### TASK TO CARRY OUT
Pull out every line of the listing that contains the word "slider", treating uppercase and lowercase as different.

****************************************

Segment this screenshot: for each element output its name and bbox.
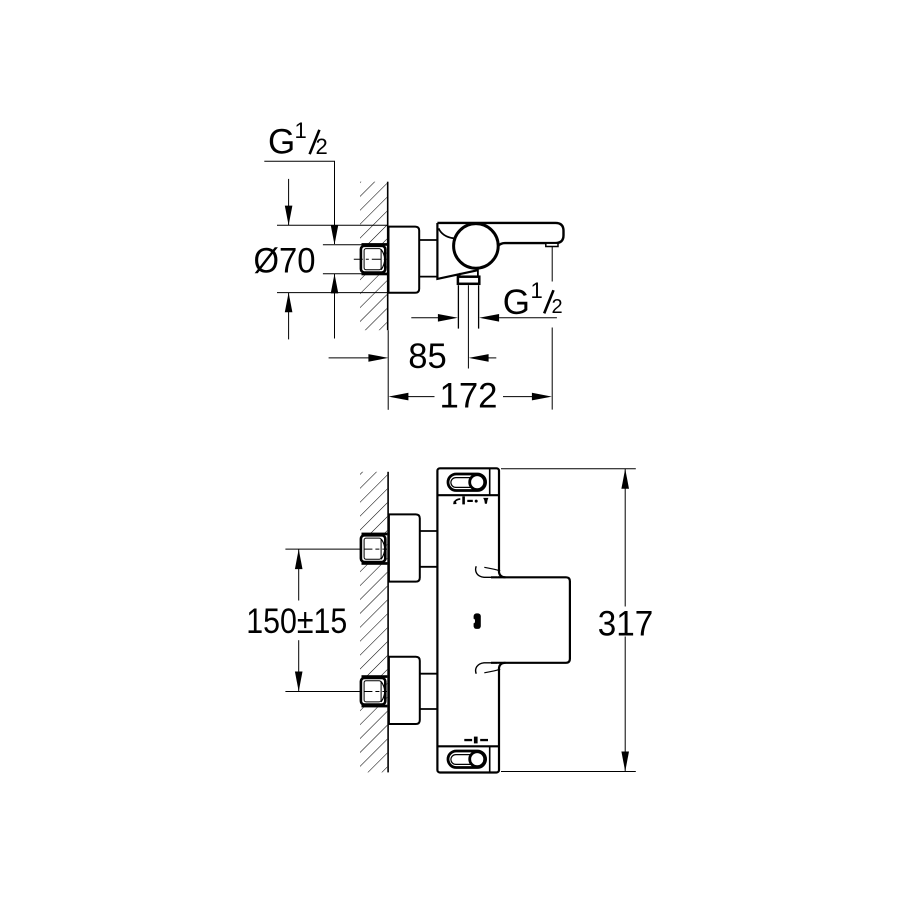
svg-text:172: 172 bbox=[440, 377, 498, 416]
inlet pipes between escutcheons and body bbox=[420, 530, 438, 532]
svg-text:1: 1 bbox=[531, 278, 543, 303]
wall extension line down to 172 dimension bbox=[388, 330, 389, 410]
leader line for G 1/2 top bbox=[264, 161, 334, 244]
Ø70 top arrow bbox=[288, 179, 290, 225]
erase body edge at T junction, draw corner fillets bbox=[497, 571, 500, 576]
temperature mark (black crescent) bbox=[474, 613, 481, 629]
G1/2 outlet dimension arrows bbox=[411, 317, 438, 319]
thermostat knob (circle, top view) bbox=[454, 224, 499, 269]
svg-text:1: 1 bbox=[295, 118, 307, 143]
toggle slider (bottom cap) bbox=[448, 751, 486, 768]
connecting pipe between escutcheon and body bbox=[419, 239, 437, 241]
icon row under top cap bbox=[454, 499, 460, 504]
svg-text:85: 85 bbox=[408, 337, 447, 376]
escutcheon top (bottom view) bbox=[389, 514, 420, 581]
wall face line (top view) bbox=[387, 182, 389, 331]
svg-text:2: 2 bbox=[552, 296, 563, 318]
cap divider verticals bbox=[489, 468, 491, 495]
lever / spout (top view) bbox=[437, 223, 563, 246]
317 dimension bbox=[501, 468, 636, 470]
eco icon above bottom cap bbox=[464, 739, 472, 741]
T-shaped spout housing (bottom view) bbox=[491, 577, 570, 663]
svg-text:150±15: 150±15 bbox=[246, 602, 347, 641]
centre/extension line through bottom nut (150 dim) bbox=[285, 691, 387, 693]
extension line nut bottom bbox=[323, 273, 387, 275]
escutcheon (wall flange, top view) bbox=[389, 227, 420, 293]
extension line escutcheon top bbox=[277, 224, 387, 226]
aerator nozzle under spout bbox=[546, 243, 558, 246]
G1/2 lower arrow (pointing up to nut bottom) bbox=[334, 274, 336, 339]
top cap separator bbox=[437, 494, 499, 496]
Ø70 bottom arrow bbox=[288, 293, 290, 340]
centre/extension line through top nut (150 dim) bbox=[285, 548, 387, 550]
main body (bottom view) bbox=[437, 468, 499, 772]
toggle slider (top cap) bbox=[448, 474, 486, 491]
svg-text:G: G bbox=[503, 283, 530, 322]
svg-text:Ø70: Ø70 bbox=[254, 242, 316, 281]
extension line nut top bbox=[323, 244, 387, 246]
extension line escutcheon bottom bbox=[277, 292, 387, 294]
top wing curve bbox=[476, 566, 492, 577]
bottom cap separator bbox=[437, 745, 499, 747]
outlet centre extension line bbox=[467, 285, 469, 368]
escutcheon bottom (bottom view) bbox=[389, 657, 420, 724]
centre line (dash-dot) through nut, top view bbox=[354, 258, 387, 260]
S-union nut bottom (bottom view) bbox=[361, 675, 388, 707]
collar stubs above outlet nut bbox=[477, 268, 479, 275]
wall hatching (top view) bbox=[360, 182, 387, 331]
shower outlet nut bbox=[458, 277, 479, 284]
svg-text:2: 2 bbox=[316, 134, 328, 159]
outlet pipe bbox=[457, 285, 459, 328]
S-union nut top (bottom view) bbox=[361, 533, 388, 565]
wall hatching (bottom view) bbox=[360, 472, 387, 773]
svg-text:G: G bbox=[268, 122, 295, 161]
nozzle extension line down to 172 dimension bbox=[551, 247, 553, 282]
wall face line (bottom view) bbox=[387, 472, 389, 773]
concave fillet body top to knob bbox=[439, 228, 454, 238]
faucet body block (top view) bbox=[437, 223, 478, 279]
bottom wing curve bbox=[476, 663, 492, 674]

****************************************

### THE RESULT
toggle slider (bottom cap) bbox=[448, 751, 486, 768]
toggle slider (top cap) bbox=[448, 474, 486, 491]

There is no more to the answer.